Each line of the material must be repeated precisely, with the pictures left out.

>> Start Records shown

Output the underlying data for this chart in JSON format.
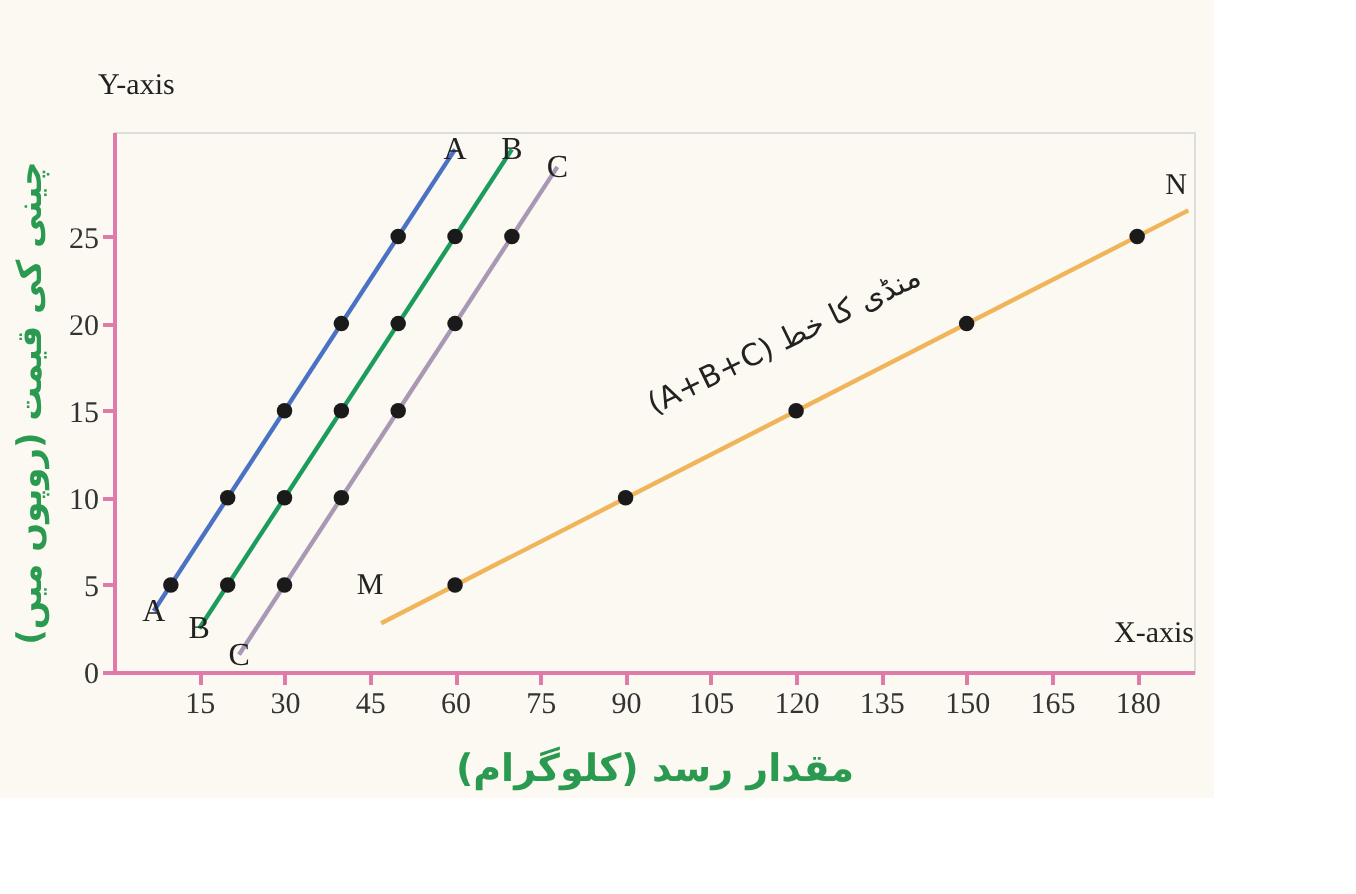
{
  "chart_data": {
    "type": "line",
    "xlabel": "مقدار رسد (کلوگرام)",
    "ylabel": "چینی کی قیمت (روپوں میں)",
    "xlim": [
      0,
      190
    ],
    "ylim": [
      0,
      31
    ],
    "xticks": [
      15,
      30,
      45,
      60,
      75,
      90,
      105,
      120,
      135,
      150,
      165,
      180
    ],
    "yticks": [
      0,
      5,
      10,
      15,
      20,
      25
    ],
    "grid": false,
    "legend": false,
    "series": [
      {
        "name": "A",
        "type": "line",
        "color": "#4a72c4",
        "marker": "none",
        "line_style": "solid",
        "x": [
          7,
          60
        ],
        "values": [
          3.5,
          30
        ]
      },
      {
        "name": "B",
        "type": "line",
        "color": "#1c9c5c",
        "marker": "none",
        "line_style": "solid",
        "x": [
          15,
          70
        ],
        "values": [
          2.5,
          30
        ]
      },
      {
        "name": "C",
        "type": "line",
        "color": "#a898b4",
        "marker": "none",
        "line_style": "solid",
        "x": [
          22,
          78
        ],
        "values": [
          1,
          29
        ]
      },
      {
        "type": "line",
        "color": "#f0b45a",
        "marker": "none",
        "line_style": "solid",
        "x": [
          47,
          189
        ],
        "values": [
          2.8,
          26.5
        ]
      },
      {
        "type": "scatter",
        "color": "#1a1a1a",
        "marker": "circle",
        "x": [
          10,
          20,
          30,
          40,
          50
        ],
        "values": [
          5,
          10,
          15,
          20,
          25
        ]
      },
      {
        "type": "scatter",
        "color": "#1a1a1a",
        "marker": "circle",
        "x": [
          20,
          30,
          40,
          50,
          60
        ],
        "values": [
          5,
          10,
          15,
          20,
          25
        ]
      },
      {
        "type": "scatter",
        "color": "#1a1a1a",
        "marker": "circle",
        "x": [
          30,
          40,
          50,
          60,
          70
        ],
        "values": [
          5,
          10,
          15,
          20,
          25
        ]
      },
      {
        "type": "scatter",
        "color": "#1a1a1a",
        "marker": "circle",
        "x": [
          60,
          90,
          120,
          150,
          180
        ],
        "values": [
          5,
          10,
          15,
          20,
          25
        ]
      }
    ],
    "annotations": [
      "Y-axis",
      "X-axis",
      "M",
      "N",
      "(A+B+C) منڈی کا خط"
    ]
  }
}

>> End Records shown

Worked solution =
Output the underlying data for this chart in JSON format.
{
  "chart_data": {
    "type": "line",
    "xlabel": "مقدار رسد (کلوگرام)",
    "ylabel": "چینی کی قیمت (روپوں میں)",
    "xlim": [
      0,
      190
    ],
    "ylim": [
      0,
      31
    ],
    "xticks": [
      15,
      30,
      45,
      60,
      75,
      90,
      105,
      120,
      135,
      150,
      165,
      180
    ],
    "yticks": [
      0,
      5,
      10,
      15,
      20,
      25
    ],
    "grid": false,
    "legend": false,
    "series": [
      {
        "name": "A",
        "type": "line",
        "color": "#4a72c4",
        "marker": "none",
        "line_style": "solid",
        "x": [
          7,
          60
        ],
        "values": [
          3.5,
          30
        ]
      },
      {
        "name": "B",
        "type": "line",
        "color": "#1c9c5c",
        "marker": "none",
        "line_style": "solid",
        "x": [
          15,
          70
        ],
        "values": [
          2.5,
          30
        ]
      },
      {
        "name": "C",
        "type": "line",
        "color": "#a898b4",
        "marker": "none",
        "line_style": "solid",
        "x": [
          22,
          78
        ],
        "values": [
          1,
          29
        ]
      },
      {
        "type": "line",
        "color": "#f0b45a",
        "marker": "none",
        "line_style": "solid",
        "x": [
          47,
          189
        ],
        "values": [
          2.8,
          26.5
        ]
      },
      {
        "type": "scatter",
        "color": "#1a1a1a",
        "marker": "circle",
        "x": [
          10,
          20,
          30,
          40,
          50
        ],
        "values": [
          5,
          10,
          15,
          20,
          25
        ]
      },
      {
        "type": "scatter",
        "color": "#1a1a1a",
        "marker": "circle",
        "x": [
          20,
          30,
          40,
          50,
          60
        ],
        "values": [
          5,
          10,
          15,
          20,
          25
        ]
      },
      {
        "type": "scatter",
        "color": "#1a1a1a",
        "marker": "circle",
        "x": [
          30,
          40,
          50,
          60,
          70
        ],
        "values": [
          5,
          10,
          15,
          20,
          25
        ]
      },
      {
        "type": "scatter",
        "color": "#1a1a1a",
        "marker": "circle",
        "x": [
          60,
          90,
          120,
          150,
          180
        ],
        "values": [
          5,
          10,
          15,
          20,
          25
        ]
      }
    ],
    "annotations": [
      "Y-axis",
      "X-axis",
      "M",
      "N",
      "(A+B+C) منڈی کا خط"
    ]
  }
}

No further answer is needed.